Stored data
-- begin --
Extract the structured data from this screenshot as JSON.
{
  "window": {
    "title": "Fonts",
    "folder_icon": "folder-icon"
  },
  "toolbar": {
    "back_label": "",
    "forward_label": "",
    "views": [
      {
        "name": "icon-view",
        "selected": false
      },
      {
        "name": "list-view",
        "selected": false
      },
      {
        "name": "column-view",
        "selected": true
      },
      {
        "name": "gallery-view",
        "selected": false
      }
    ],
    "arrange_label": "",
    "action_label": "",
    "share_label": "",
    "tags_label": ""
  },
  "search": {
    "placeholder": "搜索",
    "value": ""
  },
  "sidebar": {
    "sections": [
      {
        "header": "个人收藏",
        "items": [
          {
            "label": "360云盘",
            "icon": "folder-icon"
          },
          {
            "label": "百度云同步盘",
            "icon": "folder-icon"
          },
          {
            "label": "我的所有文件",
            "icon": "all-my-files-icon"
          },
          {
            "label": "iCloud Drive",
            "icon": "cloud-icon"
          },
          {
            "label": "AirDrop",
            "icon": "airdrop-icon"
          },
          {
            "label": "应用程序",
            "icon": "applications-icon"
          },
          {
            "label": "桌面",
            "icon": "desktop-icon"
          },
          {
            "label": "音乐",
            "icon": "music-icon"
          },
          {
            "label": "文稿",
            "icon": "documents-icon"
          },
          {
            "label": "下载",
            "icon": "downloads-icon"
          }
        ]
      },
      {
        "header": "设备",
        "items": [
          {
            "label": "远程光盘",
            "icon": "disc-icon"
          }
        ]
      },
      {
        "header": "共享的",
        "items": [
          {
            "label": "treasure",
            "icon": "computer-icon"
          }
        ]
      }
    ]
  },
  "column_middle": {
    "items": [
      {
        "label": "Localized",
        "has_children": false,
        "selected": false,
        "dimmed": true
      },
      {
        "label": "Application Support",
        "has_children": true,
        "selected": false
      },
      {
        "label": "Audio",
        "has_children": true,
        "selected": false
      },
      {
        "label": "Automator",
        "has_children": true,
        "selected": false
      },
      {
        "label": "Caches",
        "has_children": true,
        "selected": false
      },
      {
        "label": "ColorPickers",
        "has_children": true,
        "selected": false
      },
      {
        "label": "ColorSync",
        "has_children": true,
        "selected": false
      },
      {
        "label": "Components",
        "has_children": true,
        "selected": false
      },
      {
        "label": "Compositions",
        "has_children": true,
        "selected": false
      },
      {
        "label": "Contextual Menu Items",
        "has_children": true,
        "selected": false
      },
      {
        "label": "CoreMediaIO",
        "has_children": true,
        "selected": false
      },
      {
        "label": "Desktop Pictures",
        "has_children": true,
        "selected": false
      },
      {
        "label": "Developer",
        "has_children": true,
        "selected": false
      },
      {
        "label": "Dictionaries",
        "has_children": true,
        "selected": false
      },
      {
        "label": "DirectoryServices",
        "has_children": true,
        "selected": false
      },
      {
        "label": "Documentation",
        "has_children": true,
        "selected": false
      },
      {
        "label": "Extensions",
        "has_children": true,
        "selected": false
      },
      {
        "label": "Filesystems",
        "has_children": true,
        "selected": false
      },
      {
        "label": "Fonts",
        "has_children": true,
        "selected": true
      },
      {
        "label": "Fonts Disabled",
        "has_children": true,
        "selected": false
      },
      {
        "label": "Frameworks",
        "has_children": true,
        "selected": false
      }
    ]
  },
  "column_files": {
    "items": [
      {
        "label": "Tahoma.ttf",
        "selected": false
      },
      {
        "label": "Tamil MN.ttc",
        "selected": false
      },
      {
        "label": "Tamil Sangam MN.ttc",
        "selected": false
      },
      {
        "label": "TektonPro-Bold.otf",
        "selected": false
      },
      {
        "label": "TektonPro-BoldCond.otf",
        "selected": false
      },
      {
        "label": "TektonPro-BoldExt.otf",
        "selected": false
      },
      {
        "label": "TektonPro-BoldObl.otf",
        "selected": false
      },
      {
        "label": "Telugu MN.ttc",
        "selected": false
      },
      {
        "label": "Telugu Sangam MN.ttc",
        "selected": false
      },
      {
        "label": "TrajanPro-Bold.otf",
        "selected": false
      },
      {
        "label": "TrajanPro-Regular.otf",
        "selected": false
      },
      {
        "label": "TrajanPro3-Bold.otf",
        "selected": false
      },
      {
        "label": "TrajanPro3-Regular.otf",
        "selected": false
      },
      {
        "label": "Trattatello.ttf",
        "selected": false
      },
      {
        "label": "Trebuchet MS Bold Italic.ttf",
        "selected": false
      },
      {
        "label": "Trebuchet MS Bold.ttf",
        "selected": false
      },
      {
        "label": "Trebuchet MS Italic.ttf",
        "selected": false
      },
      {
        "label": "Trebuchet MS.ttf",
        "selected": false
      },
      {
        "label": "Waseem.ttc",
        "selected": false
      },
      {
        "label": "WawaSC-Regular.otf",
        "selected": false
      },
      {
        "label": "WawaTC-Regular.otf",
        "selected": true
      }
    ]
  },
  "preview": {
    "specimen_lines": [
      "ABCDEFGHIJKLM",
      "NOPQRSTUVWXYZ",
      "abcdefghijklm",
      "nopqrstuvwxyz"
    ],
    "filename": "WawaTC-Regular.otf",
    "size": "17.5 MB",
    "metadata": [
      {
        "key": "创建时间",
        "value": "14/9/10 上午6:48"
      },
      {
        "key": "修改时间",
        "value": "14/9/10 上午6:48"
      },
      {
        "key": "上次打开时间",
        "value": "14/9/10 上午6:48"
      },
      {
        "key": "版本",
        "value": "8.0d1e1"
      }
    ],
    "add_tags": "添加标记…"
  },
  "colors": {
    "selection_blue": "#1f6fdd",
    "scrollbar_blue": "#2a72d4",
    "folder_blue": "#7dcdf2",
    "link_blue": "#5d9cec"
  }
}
-- end --
Problem to solve
List the lines of the entries that include "TektonPro".

The result
        "label": "TektonPro-Bold.otf",
        "label": "TektonPro-BoldCond.otf",
        "label": "TektonPro-BoldExt.otf",
        "label": "TektonPro-BoldObl.otf",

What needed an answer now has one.